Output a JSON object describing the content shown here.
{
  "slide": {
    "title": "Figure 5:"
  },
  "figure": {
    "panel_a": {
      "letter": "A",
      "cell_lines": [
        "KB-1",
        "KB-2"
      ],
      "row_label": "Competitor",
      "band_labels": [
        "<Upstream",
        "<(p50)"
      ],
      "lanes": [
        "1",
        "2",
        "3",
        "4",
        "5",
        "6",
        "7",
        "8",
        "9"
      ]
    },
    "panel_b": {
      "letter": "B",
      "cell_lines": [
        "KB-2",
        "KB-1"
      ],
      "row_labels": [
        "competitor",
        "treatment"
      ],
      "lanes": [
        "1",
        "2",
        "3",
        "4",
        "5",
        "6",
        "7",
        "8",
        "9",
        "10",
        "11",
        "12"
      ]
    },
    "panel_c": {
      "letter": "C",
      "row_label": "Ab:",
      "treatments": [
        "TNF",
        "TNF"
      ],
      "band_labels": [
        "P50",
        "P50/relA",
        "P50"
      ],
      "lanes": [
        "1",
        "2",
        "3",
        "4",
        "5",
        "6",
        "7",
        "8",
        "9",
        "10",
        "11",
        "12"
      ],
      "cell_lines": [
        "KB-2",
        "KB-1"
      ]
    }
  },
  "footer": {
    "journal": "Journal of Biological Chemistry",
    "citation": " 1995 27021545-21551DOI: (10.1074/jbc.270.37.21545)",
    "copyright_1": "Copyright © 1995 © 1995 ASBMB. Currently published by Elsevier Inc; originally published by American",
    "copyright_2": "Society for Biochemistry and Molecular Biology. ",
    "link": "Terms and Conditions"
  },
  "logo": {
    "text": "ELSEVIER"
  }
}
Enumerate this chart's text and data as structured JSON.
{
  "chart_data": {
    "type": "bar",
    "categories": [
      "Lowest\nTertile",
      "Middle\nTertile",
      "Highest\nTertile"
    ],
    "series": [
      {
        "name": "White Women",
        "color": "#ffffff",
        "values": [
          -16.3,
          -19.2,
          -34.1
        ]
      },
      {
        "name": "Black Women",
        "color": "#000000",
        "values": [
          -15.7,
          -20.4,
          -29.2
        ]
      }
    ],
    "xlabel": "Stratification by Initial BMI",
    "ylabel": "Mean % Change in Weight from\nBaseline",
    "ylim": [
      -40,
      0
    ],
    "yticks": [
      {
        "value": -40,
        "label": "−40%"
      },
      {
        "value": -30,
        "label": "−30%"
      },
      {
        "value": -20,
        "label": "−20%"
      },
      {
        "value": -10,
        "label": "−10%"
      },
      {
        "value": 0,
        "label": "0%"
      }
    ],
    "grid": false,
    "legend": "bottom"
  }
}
**********
CHALLENGE: Copy every line of the records word for word.

RESULT:
Output a JSON object describing the content shown here.
{
  "slide": {
    "title": "Figure 5:"
  },
  "figure": {
    "panel_a": {
      "letter": "A",
      "cell_lines": [
        "KB-1",
        "KB-2"
      ],
      "row_label": "Competitor",
      "band_labels": [
        "<Upstream",
        "<(p50)"
      ],
      "lanes": [
        "1",
        "2",
        "3",
        "4",
        "5",
        "6",
        "7",
        "8",
        "9"
      ]
    },
    "panel_b": {
      "letter": "B",
      "cell_lines": [
        "KB-2",
        "KB-1"
      ],
      "row_labels": [
        "competitor",
        "treatment"
      ],
      "lanes": [
        "1",
        "2",
        "3",
        "4",
        "5",
        "6",
        "7",
        "8",
        "9",
        "10",
        "11",
        "12"
      ]
    },
    "panel_c": {
      "letter": "C",
      "row_label": "Ab:",
      "treatments": [
        "TNF",
        "TNF"
      ],
      "band_labels": [
        "P50",
        "P50/relA",
        "P50"
      ],
      "lanes": [
        "1",
        "2",
        "3",
        "4",
        "5",
        "6",
        "7",
        "8",
        "9",
        "10",
        "11",
        "12"
      ],
      "cell_lines": [
        "KB-2",
        "KB-1"
      ]
    }
  },
  "footer": {
    "journal": "Journal of Biological Chemistry",
    "citation": " 1995 27021545-21551DOI: (10.1074/jbc.270.37.21545)",
    "copyright_1": "Copyright © 1995 © 1995 ASBMB. Currently published by Elsevier Inc; originally published by American",
    "copyright_2": "Society for Biochemistry and Molecular Biology. ",
    "link": "Terms and Conditions"
  },
  "logo": {
    "text": "ELSEVIER"
  }
}
Enumerate this chart's text and data as structured JSON.
{
  "chart_data": {
    "type": "bar",
    "categories": [
      "Lowest\nTertile",
      "Middle\nTertile",
      "Highest\nTertile"
    ],
    "series": [
      {
        "name": "White Women",
        "color": "#ffffff",
        "values": [
          -16.3,
          -19.2,
          -34.1
        ]
      },
      {
        "name": "Black Women",
        "color": "#000000",
        "values": [
          -15.7,
          -20.4,
          -29.2
        ]
      }
    ],
    "xlabel": "Stratification by Initial BMI",
    "ylabel": "Mean % Change in Weight from\nBaseline",
    "ylim": [
      -40,
      0
    ],
    "yticks": [
      {
        "value": -40,
        "label": "−40%"
      },
      {
        "value": -30,
        "label": "−30%"
      },
      {
        "value": -20,
        "label": "−20%"
      },
      {
        "value": -10,
        "label": "−10%"
      },
      {
        "value": 0,
        "label": "0%"
      }
    ],
    "grid": false,
    "legend": "bottom"
  }
}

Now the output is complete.